YOUR OBJECTIVE
Report how many lines of the records below include the word "JSON". Give nothing but the number.

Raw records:
··········

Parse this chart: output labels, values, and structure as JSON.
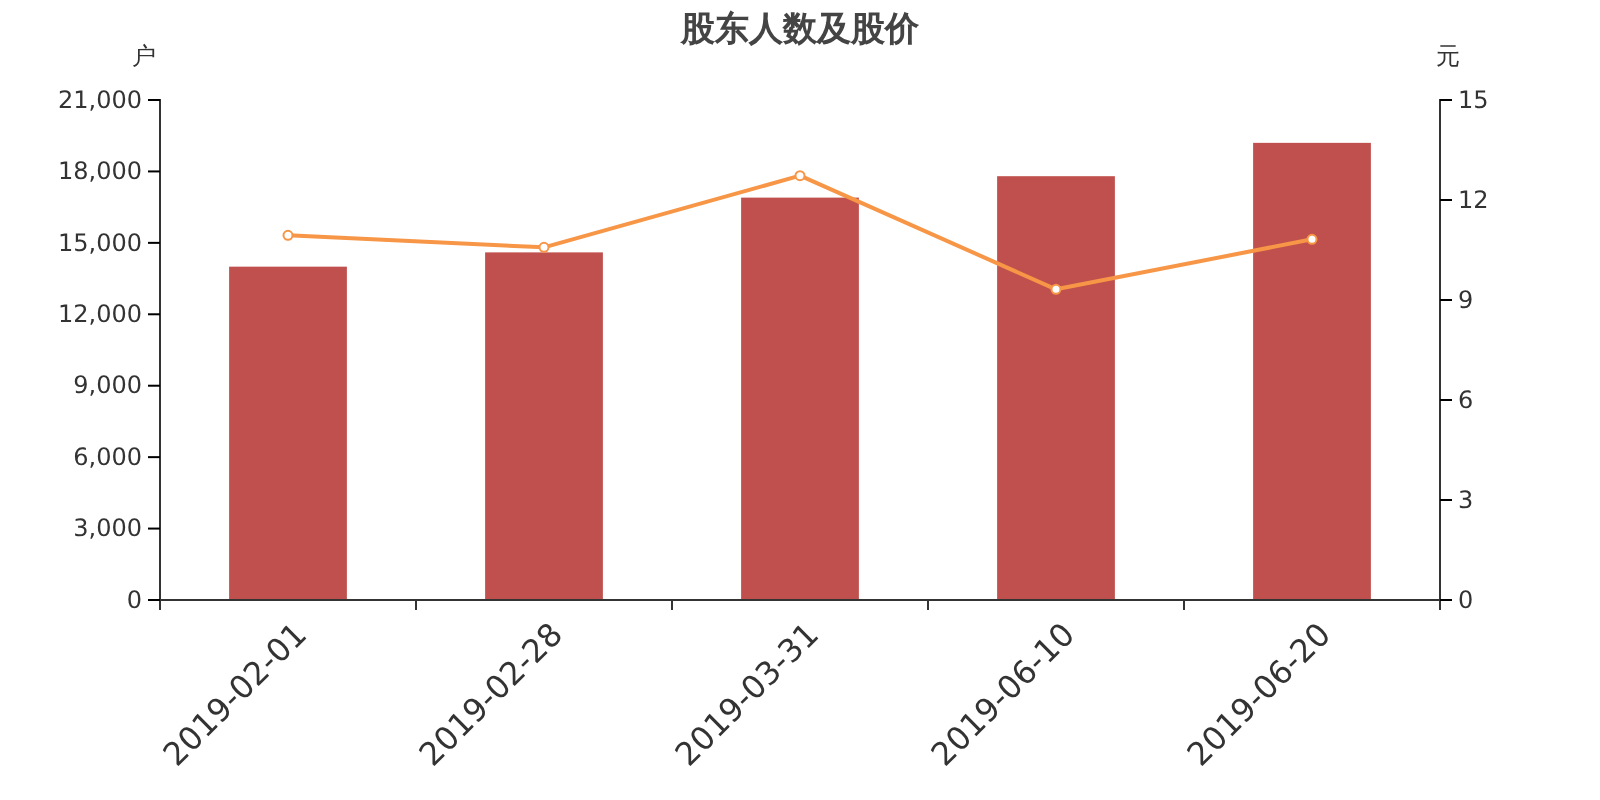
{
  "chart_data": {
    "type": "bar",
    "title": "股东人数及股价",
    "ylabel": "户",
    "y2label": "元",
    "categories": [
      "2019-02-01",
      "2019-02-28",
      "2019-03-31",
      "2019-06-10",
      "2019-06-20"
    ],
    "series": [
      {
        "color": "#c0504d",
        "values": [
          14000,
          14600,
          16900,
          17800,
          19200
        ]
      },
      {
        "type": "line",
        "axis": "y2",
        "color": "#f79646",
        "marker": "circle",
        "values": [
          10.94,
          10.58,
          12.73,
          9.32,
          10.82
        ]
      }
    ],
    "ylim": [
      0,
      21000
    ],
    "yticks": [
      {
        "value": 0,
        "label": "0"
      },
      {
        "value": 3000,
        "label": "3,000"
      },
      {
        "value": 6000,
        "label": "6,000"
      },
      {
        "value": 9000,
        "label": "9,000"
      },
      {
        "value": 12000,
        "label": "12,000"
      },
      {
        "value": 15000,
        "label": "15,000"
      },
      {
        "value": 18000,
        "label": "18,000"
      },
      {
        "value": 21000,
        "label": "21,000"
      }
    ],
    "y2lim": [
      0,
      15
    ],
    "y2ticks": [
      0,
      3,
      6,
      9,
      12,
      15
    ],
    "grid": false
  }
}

··········

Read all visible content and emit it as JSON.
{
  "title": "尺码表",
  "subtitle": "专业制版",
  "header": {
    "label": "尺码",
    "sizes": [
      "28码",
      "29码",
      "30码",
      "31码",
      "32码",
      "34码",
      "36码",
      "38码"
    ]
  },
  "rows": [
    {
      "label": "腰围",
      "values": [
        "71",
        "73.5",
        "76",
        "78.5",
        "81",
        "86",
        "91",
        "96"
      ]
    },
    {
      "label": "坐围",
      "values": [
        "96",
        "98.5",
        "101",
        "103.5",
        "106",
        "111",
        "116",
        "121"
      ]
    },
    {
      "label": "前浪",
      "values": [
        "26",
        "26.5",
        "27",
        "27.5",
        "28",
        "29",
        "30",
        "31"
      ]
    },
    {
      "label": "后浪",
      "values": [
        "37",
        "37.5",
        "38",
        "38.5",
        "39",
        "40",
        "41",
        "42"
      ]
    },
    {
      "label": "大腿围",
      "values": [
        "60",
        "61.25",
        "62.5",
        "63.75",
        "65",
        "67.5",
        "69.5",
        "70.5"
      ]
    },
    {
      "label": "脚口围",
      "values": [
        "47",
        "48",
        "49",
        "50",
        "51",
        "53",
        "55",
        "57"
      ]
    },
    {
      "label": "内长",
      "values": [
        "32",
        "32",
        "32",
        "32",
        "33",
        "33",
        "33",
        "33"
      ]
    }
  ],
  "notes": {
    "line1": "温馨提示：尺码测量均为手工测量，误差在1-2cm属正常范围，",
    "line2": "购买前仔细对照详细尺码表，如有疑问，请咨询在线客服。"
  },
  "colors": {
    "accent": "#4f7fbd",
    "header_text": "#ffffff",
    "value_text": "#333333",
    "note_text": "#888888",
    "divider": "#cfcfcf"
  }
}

··········

SOLUTION FOR THIS EXERCISE
2